**Problem:** Pick out all lines with the word "title" from the records that follow.

════

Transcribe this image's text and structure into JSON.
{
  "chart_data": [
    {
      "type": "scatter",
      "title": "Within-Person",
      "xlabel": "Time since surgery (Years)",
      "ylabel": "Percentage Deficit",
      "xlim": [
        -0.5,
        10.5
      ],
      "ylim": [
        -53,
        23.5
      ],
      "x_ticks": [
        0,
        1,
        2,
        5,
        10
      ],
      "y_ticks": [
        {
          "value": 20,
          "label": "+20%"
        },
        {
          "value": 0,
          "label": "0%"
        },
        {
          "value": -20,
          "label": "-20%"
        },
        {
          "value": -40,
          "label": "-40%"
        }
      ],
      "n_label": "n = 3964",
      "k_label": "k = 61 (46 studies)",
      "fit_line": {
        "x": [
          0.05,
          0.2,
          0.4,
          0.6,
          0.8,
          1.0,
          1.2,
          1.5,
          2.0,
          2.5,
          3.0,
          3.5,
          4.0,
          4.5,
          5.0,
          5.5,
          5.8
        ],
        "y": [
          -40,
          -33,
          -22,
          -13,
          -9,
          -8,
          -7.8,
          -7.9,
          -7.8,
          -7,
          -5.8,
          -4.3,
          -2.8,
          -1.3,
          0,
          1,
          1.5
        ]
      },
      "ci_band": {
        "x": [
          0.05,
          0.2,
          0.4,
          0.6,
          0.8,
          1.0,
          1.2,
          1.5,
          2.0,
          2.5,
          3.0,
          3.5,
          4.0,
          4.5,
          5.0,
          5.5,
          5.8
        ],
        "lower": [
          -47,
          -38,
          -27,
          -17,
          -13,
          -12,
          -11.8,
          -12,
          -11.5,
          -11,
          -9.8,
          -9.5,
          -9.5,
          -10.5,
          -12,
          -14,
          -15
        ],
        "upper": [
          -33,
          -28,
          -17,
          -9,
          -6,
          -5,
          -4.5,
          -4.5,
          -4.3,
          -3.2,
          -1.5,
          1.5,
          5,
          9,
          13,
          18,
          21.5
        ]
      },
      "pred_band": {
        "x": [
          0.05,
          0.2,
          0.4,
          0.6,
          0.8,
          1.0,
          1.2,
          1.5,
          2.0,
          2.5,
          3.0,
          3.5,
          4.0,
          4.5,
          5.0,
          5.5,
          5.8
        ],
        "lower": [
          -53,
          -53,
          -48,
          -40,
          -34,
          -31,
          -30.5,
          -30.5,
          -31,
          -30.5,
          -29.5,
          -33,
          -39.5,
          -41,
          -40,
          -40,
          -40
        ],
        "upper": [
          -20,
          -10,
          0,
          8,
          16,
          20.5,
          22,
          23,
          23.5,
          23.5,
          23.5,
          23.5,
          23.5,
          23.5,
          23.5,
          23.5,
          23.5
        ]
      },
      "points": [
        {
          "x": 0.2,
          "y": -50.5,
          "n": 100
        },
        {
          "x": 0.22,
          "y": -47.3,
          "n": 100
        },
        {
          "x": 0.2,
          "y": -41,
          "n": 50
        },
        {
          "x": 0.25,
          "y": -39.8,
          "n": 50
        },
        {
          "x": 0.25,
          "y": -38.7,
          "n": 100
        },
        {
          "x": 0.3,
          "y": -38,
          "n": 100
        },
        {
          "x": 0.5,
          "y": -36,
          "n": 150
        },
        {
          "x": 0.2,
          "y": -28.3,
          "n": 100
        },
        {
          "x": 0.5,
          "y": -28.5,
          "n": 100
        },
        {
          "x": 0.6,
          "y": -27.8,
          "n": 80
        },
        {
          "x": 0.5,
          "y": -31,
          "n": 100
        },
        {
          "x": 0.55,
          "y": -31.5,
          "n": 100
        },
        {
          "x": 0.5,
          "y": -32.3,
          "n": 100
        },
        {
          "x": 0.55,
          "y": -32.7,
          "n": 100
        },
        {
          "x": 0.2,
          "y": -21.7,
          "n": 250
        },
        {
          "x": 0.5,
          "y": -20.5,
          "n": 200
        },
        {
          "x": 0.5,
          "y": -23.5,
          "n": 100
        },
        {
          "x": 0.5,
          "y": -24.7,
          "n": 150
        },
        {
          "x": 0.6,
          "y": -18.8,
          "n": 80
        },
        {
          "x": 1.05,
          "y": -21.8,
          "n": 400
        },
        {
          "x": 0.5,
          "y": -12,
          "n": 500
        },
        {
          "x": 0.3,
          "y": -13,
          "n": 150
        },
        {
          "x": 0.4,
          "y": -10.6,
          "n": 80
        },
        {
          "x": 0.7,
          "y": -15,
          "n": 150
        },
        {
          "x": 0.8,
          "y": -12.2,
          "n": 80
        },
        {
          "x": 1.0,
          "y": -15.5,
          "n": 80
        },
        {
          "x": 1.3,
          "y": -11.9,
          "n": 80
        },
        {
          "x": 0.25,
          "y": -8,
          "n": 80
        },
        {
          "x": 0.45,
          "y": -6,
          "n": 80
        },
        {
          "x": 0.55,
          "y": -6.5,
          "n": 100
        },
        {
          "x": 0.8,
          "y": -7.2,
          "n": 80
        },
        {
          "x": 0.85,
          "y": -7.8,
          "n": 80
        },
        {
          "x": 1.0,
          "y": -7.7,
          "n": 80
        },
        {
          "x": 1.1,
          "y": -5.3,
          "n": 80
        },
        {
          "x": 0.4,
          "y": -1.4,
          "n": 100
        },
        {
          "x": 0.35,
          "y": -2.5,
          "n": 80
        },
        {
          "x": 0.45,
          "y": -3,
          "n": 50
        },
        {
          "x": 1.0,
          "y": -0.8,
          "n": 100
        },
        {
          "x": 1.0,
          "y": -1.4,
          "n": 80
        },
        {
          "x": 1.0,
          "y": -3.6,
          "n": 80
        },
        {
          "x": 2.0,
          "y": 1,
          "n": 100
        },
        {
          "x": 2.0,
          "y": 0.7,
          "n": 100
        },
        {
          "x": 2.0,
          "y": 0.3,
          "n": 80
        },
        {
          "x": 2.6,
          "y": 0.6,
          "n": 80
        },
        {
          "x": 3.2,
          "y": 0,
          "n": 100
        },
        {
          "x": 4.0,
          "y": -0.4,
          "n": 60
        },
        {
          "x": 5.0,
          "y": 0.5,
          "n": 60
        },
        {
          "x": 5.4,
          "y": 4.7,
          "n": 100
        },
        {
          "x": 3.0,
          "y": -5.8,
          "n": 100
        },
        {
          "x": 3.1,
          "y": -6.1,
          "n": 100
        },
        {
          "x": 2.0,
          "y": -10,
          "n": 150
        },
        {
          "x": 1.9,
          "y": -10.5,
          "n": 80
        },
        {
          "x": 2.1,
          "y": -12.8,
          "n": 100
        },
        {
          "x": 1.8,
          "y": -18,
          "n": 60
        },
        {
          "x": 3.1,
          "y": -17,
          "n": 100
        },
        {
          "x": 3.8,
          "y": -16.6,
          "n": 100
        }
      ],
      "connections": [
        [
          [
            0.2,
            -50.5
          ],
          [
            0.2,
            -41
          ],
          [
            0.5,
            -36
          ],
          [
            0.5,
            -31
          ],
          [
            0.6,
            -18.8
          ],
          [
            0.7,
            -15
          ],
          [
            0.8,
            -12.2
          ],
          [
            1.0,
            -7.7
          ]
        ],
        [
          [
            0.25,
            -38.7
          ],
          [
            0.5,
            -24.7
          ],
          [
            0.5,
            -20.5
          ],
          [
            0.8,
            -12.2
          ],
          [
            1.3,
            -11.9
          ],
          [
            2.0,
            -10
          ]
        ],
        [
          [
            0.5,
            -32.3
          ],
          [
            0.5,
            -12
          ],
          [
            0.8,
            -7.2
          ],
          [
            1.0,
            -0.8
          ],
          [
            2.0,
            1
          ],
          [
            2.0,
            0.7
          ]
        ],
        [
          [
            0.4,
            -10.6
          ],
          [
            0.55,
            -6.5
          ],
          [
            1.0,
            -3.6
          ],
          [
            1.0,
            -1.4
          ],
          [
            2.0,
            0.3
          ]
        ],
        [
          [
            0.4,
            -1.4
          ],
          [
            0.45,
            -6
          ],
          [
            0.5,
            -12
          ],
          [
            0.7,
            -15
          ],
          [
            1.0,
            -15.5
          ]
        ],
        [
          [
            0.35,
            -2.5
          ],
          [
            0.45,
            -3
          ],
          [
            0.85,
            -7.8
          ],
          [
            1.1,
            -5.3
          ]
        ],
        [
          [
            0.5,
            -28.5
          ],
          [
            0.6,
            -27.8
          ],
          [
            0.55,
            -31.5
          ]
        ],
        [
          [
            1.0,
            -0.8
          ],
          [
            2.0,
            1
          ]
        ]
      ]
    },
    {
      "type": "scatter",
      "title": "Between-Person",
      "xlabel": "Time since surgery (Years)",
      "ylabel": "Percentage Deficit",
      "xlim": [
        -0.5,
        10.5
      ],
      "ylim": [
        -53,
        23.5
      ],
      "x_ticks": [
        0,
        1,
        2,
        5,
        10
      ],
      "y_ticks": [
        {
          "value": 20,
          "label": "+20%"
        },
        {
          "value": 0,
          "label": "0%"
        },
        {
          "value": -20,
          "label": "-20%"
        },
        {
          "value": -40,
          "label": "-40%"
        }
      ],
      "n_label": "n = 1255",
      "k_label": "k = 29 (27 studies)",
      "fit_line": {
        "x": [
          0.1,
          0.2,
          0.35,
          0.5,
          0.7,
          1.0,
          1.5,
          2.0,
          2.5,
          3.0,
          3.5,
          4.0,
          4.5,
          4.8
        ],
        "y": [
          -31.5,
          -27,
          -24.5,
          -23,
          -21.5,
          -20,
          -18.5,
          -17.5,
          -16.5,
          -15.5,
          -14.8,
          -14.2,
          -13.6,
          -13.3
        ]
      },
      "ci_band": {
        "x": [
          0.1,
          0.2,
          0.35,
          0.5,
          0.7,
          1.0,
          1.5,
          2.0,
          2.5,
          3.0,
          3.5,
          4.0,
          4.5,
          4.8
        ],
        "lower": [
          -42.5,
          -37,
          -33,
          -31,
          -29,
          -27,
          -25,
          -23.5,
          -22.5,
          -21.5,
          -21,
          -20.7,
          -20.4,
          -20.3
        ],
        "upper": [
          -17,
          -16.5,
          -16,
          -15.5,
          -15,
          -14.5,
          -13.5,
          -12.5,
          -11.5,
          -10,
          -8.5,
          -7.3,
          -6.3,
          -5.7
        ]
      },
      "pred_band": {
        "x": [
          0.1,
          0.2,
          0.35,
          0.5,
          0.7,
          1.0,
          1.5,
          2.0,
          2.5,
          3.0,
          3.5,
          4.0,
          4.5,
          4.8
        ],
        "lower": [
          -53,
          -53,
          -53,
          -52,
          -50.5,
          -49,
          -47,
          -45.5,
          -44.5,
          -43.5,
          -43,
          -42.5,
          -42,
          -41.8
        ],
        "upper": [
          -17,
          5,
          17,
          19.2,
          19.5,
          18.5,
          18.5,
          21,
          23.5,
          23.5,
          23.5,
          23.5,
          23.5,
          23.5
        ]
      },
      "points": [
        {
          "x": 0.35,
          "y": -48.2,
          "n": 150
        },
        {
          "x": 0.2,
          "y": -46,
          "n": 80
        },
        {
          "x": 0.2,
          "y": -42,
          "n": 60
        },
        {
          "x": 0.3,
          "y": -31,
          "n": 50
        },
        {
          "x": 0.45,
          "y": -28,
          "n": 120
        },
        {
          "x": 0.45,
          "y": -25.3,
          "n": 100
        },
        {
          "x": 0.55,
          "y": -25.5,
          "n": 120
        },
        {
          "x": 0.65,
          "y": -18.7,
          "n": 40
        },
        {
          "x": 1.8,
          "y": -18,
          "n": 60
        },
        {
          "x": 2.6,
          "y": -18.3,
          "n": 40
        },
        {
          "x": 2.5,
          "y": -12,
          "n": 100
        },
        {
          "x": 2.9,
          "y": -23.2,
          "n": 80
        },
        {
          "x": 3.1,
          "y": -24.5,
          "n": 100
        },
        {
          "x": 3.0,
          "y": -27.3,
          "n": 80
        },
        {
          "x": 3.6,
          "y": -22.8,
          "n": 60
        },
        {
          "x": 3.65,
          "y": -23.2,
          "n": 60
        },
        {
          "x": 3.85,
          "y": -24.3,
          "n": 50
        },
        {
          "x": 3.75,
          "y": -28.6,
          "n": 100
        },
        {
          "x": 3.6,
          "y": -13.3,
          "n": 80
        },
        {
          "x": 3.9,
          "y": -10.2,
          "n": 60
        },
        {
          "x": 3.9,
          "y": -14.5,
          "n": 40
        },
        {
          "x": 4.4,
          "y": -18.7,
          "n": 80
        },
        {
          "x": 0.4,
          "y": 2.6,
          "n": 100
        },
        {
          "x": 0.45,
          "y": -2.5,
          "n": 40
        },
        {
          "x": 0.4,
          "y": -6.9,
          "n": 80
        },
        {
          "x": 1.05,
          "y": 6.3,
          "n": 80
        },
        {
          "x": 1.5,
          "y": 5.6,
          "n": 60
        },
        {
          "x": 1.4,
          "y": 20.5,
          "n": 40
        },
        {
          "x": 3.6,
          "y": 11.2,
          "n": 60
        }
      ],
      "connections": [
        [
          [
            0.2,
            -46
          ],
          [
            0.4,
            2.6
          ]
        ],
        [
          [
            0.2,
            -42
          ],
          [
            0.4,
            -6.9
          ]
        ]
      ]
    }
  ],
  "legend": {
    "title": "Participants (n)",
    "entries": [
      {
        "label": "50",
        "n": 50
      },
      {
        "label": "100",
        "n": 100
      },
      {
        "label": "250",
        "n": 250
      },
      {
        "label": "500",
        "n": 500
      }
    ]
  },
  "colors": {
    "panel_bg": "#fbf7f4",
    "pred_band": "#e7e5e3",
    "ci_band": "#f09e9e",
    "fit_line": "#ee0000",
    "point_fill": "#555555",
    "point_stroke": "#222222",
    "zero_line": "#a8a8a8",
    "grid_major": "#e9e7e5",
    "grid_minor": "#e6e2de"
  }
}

════

**The solution:**
      "title": "Within-Person",
      "title": "Between-Person",
    "title": "Participants (n)",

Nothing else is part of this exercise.